* Start QUOTED TEXT *

Espejito, Espejito, quien es la mas bella*


----------



## Zsanna

Encolpius said:


> ...*Hungarian*: Tükröm, tükröm, mondd meg nékem, ki a legszebb e vidéken. [*my mirror, my mirror*, tell me who is the prettiest in this area]



That's interesting: the Hungarian version I know (obviously before the Disney version) is:
Tükröm, tükröm, mondd meg nélem, ki a legszebb _a világon_? (= in the world)


----------



## DarkChild

Evgeniy said:


> Russian, by Alexandr Pushkin: «Свет мой, зеркальце! скажи, да всю правду доложи: я ль на свете всех милее, всех румяней и белее?» It appears self-contradictory to me (still very nice, maybe in part even because of the contradiction). Approximate translation: "My light, little mirror, tell me, and say all truth: am I the one who is the nicest of all, the rosiest of all, and the palest of all?" "My light" is an address of caress. Of course, the entire question rhymes, it contains four rhyming lines.


In Bulgarian folklore very often a beautiful girl is described as being white (light skin) and have rosy cheeks. This was the standard of beauty. Often one would hear a wish for да сме бели и червени, здрави и засмени (to be white and red, healthy and smiling), especially for Mama Marta holiday. And on Easter, a red colored egg is rubbed against the children's cheeks so that they can be red too.
 So, in your example I don't think they mean to be red-skinned, but have red cheeks.


----------



## DarkChild

In Bulgarian:

„Огледалце, огледалце я кажи,                    огледалце, огледалце не лъжи –
                    има ли по цялата Земя
                    друга, с мойта красота?”

* End QUOTED TEXT *

• **WRITTEN TASK 1**: Return verbatim the portion of the thread that opens with the words containing "That's interesting: the" and closes with "in the world)".
• **WRITTEN TASK 2**: According to the thread, what is rubbed against children's cheeks on Easter in Bulgaria?
The entries that follow the thread are separate material and are unrelated to it.

* Start STORED RECORDS *

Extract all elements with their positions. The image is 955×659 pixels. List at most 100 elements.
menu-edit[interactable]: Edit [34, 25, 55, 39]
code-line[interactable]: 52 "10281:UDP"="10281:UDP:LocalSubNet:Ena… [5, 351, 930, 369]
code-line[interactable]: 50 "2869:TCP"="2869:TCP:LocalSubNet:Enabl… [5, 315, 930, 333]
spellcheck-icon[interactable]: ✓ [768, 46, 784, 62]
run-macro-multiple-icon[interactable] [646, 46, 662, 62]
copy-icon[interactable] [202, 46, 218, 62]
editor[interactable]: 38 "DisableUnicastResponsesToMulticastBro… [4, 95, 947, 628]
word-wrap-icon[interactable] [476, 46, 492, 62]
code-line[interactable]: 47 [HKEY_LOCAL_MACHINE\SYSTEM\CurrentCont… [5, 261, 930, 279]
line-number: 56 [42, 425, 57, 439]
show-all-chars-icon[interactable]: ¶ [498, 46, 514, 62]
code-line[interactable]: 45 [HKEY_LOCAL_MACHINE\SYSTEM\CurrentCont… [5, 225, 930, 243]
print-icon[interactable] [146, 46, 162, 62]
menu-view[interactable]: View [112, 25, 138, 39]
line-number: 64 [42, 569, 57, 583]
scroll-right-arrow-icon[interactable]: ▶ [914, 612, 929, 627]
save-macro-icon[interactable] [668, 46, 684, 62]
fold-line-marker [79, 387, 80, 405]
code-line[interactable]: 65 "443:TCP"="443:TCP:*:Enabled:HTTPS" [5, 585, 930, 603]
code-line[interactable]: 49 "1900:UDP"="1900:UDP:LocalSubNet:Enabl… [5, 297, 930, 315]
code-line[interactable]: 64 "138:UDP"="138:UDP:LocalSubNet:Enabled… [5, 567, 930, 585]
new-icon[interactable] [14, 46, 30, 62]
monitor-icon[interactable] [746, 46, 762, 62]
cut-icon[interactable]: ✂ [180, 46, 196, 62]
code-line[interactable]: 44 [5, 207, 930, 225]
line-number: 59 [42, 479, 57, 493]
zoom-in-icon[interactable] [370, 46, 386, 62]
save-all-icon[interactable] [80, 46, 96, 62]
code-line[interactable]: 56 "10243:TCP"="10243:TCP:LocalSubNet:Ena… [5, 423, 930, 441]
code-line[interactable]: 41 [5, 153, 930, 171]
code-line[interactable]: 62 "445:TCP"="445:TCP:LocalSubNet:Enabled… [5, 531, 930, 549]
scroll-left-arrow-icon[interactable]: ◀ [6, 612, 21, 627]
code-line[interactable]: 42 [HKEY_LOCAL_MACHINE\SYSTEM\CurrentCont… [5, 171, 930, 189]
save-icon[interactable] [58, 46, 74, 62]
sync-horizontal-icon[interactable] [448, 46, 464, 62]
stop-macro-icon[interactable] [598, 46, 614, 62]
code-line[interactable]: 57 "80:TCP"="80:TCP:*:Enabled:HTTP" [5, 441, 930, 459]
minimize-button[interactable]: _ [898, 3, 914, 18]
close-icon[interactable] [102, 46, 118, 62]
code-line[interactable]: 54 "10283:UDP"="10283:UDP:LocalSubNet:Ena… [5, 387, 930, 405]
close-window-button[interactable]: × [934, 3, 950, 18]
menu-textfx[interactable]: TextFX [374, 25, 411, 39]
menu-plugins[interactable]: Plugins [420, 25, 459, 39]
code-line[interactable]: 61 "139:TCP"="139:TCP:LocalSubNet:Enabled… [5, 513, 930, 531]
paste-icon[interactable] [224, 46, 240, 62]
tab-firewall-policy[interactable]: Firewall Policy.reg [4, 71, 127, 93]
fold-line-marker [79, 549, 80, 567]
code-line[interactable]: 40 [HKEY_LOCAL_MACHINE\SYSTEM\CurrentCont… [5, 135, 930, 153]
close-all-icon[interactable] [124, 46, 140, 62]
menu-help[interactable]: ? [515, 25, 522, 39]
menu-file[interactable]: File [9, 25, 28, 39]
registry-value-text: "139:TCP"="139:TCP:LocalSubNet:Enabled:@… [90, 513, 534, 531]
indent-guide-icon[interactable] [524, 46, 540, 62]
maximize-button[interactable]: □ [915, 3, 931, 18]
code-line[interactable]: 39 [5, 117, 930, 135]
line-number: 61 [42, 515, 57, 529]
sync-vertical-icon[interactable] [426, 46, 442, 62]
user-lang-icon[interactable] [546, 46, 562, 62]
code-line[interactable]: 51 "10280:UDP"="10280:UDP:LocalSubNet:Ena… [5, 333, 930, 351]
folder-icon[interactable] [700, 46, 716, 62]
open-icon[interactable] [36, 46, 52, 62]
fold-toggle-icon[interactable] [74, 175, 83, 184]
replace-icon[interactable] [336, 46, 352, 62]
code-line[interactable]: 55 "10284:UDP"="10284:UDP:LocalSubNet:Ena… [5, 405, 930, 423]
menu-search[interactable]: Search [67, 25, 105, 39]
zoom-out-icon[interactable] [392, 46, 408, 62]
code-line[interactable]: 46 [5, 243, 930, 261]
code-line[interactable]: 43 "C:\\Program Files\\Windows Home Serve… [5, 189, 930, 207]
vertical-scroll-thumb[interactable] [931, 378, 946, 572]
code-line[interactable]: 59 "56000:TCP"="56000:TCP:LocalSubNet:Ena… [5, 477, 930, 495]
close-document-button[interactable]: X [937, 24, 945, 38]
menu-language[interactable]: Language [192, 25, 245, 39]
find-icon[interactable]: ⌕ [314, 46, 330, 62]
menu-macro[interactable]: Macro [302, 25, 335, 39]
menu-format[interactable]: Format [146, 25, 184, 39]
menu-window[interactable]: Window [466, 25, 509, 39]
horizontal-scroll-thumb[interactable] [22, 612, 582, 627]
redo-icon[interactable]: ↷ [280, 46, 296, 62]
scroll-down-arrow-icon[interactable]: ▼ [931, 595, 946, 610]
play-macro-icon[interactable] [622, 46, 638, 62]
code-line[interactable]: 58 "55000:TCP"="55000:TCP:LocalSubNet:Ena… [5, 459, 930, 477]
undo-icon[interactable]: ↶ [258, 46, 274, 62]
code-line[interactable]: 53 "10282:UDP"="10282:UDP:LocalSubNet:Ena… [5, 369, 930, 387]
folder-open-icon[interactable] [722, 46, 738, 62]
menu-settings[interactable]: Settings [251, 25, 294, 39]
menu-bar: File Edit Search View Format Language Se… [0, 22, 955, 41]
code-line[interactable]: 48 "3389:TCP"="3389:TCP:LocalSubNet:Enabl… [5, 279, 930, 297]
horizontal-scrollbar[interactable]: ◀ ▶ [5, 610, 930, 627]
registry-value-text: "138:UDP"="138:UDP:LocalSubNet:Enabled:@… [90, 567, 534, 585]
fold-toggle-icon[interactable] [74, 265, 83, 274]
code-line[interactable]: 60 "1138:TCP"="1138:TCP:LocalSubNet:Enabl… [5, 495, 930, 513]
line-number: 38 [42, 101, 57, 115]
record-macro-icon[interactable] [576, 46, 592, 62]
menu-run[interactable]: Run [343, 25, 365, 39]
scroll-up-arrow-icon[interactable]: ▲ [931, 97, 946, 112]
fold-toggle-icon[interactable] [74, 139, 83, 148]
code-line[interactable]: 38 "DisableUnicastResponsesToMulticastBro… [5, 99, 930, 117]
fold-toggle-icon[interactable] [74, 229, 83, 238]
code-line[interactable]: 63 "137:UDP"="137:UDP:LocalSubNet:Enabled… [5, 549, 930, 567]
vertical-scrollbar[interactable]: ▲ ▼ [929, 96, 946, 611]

* End STORED RECORDS *

• **FULL ANSWER 1**:
That's interesting: the Hungarian version I know (obviously before the Disney version) is:
Tükröm, tükröm, mondd meg nélem, ki a legszebb _a világon_? (= in the world)

• **FULL ANSWER 2**: A red colored egg, so that their cheeks can be red too.